# [Exercise]
Copy, from the entries below, each line in which the string "Battery" appears.

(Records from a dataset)
┏━━

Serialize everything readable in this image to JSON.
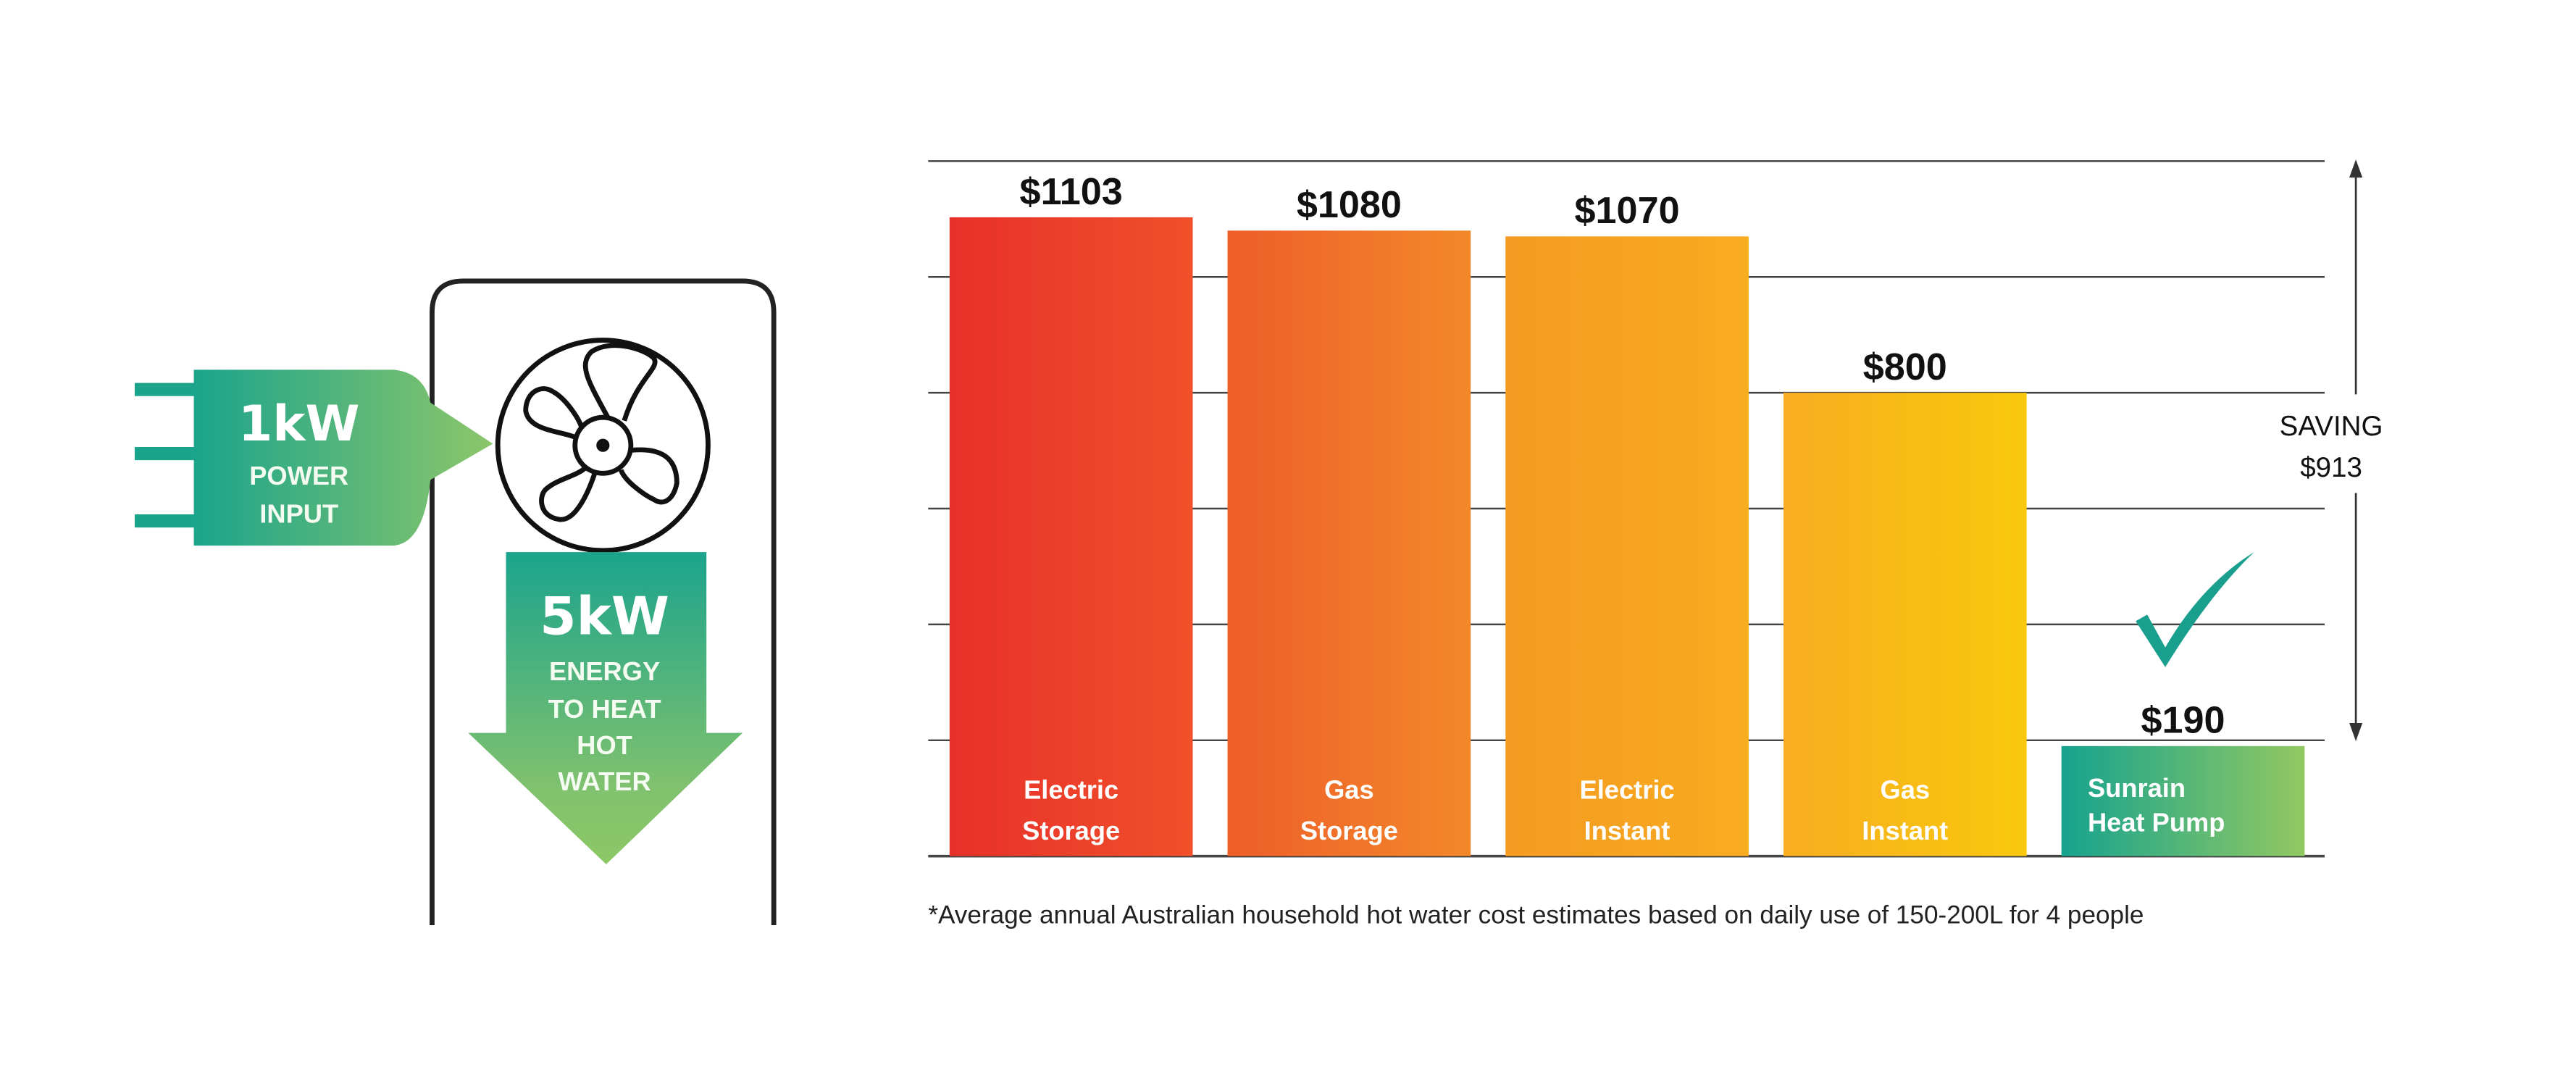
{
  "diagram": {
    "input_value": "1kW",
    "input_line1": "POWER",
    "input_line2": "INPUT",
    "output_value": "5kW",
    "output_line1": "ENERGY",
    "output_line2": "TO HEAT",
    "output_line3": "HOT",
    "output_line4": "WATER"
  },
  "chart_data": {
    "type": "bar",
    "title": "",
    "xlabel": "",
    "ylabel": "",
    "ylim": [
      0,
      1200
    ],
    "grid": true,
    "categories": [
      [
        "Electric",
        "Storage"
      ],
      [
        "Gas",
        "Storage"
      ],
      [
        "Electric",
        "Instant"
      ],
      [
        "Gas",
        "Instant"
      ],
      [
        "Sunrain",
        "Heat Pump"
      ]
    ],
    "values": [
      1103,
      1080,
      1070,
      800,
      190
    ],
    "value_labels": [
      "$1103",
      "$1080",
      "$1070",
      "$800",
      "$190"
    ],
    "colors": [
      [
        "#e8302a",
        "#f0502a"
      ],
      [
        "#ee5e28",
        "#f2882a"
      ],
      [
        "#f59a22",
        "#f8ac20"
      ],
      [
        "#f8ae20",
        "#f9c80c"
      ],
      [
        "#16a38e",
        "#92c862"
      ]
    ],
    "annotation": {
      "line1": "SAVING",
      "line2": "$913"
    },
    "checkmark_color": "#1a9e8e",
    "footnote": "*Average annual Australian household hot water cost estimates based on daily use of 150-200L for 4 people"
  }
}
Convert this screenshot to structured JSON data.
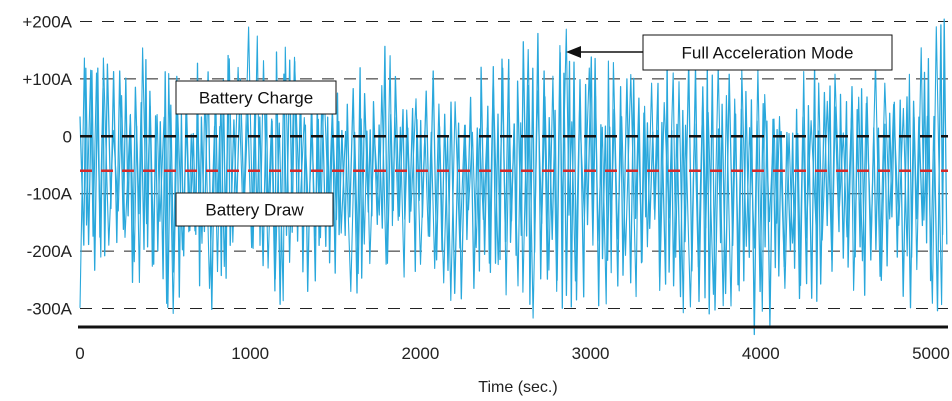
{
  "chart_data": {
    "type": "line",
    "title": "",
    "xlabel": "Time (sec.)",
    "ylabel": "",
    "xlim": [
      0,
      5100
    ],
    "ylim": [
      -320,
      220
    ],
    "x_ticks": [
      {
        "value": 0,
        "label": "0"
      },
      {
        "value": 1000,
        "label": "1000"
      },
      {
        "value": 2000,
        "label": "2000"
      },
      {
        "value": 3000,
        "label": "3000"
      },
      {
        "value": 4000,
        "label": "4000"
      },
      {
        "value": 5000,
        "label": "5000"
      }
    ],
    "y_ticks": [
      {
        "value": 200,
        "label": "+200A"
      },
      {
        "value": 100,
        "label": "+100A"
      },
      {
        "value": 0,
        "label": "0"
      },
      {
        "value": -100,
        "label": "-100A"
      },
      {
        "value": -200,
        "label": "-200A"
      },
      {
        "value": -300,
        "label": "-300A"
      }
    ],
    "grid": "horizontal dashed",
    "reference_lines": [
      {
        "value": 0,
        "color": "#111111"
      },
      {
        "value": -60,
        "color": "#d42a2a"
      }
    ],
    "series": [
      {
        "color": "#2aa8dc",
        "x_range": [
          0,
          5100
        ],
        "y_range_observed": [
          -360,
          220
        ],
        "mean": -60,
        "x": [
          0,
          200,
          400,
          600,
          800,
          1000,
          1200,
          1400,
          1600,
          1800,
          2000,
          2200,
          2400,
          2600,
          2800,
          3000,
          3200,
          3400,
          3600,
          3800,
          4000,
          4200,
          4400,
          4600,
          4800,
          5000
        ],
        "y_max": [
          210,
          130,
          160,
          110,
          150,
          220,
          170,
          140,
          120,
          160,
          130,
          110,
          150,
          180,
          210,
          150,
          160,
          120,
          170,
          140,
          150,
          120,
          140,
          110,
          200,
          210
        ],
        "y_min": [
          -330,
          -220,
          -300,
          -340,
          -320,
          -250,
          -300,
          -260,
          -290,
          -270,
          -230,
          -300,
          -250,
          -330,
          -320,
          -300,
          -310,
          -280,
          -330,
          -350,
          -360,
          -340,
          -260,
          -280,
          -290,
          -320
        ]
      }
    ]
  },
  "annotations": {
    "charge": "Battery Charge",
    "draw": "Battery Draw",
    "full_accel": "Full Acceleration Mode"
  },
  "colors": {
    "signal": "#2aa8dc",
    "zero_line": "#111111",
    "mean_line": "#d42a2a",
    "grid": "#222222",
    "axis": "#111111"
  }
}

┗━━

# [Exercise output]
    "charge": "Battery Charge",
    "draw": "Battery Draw",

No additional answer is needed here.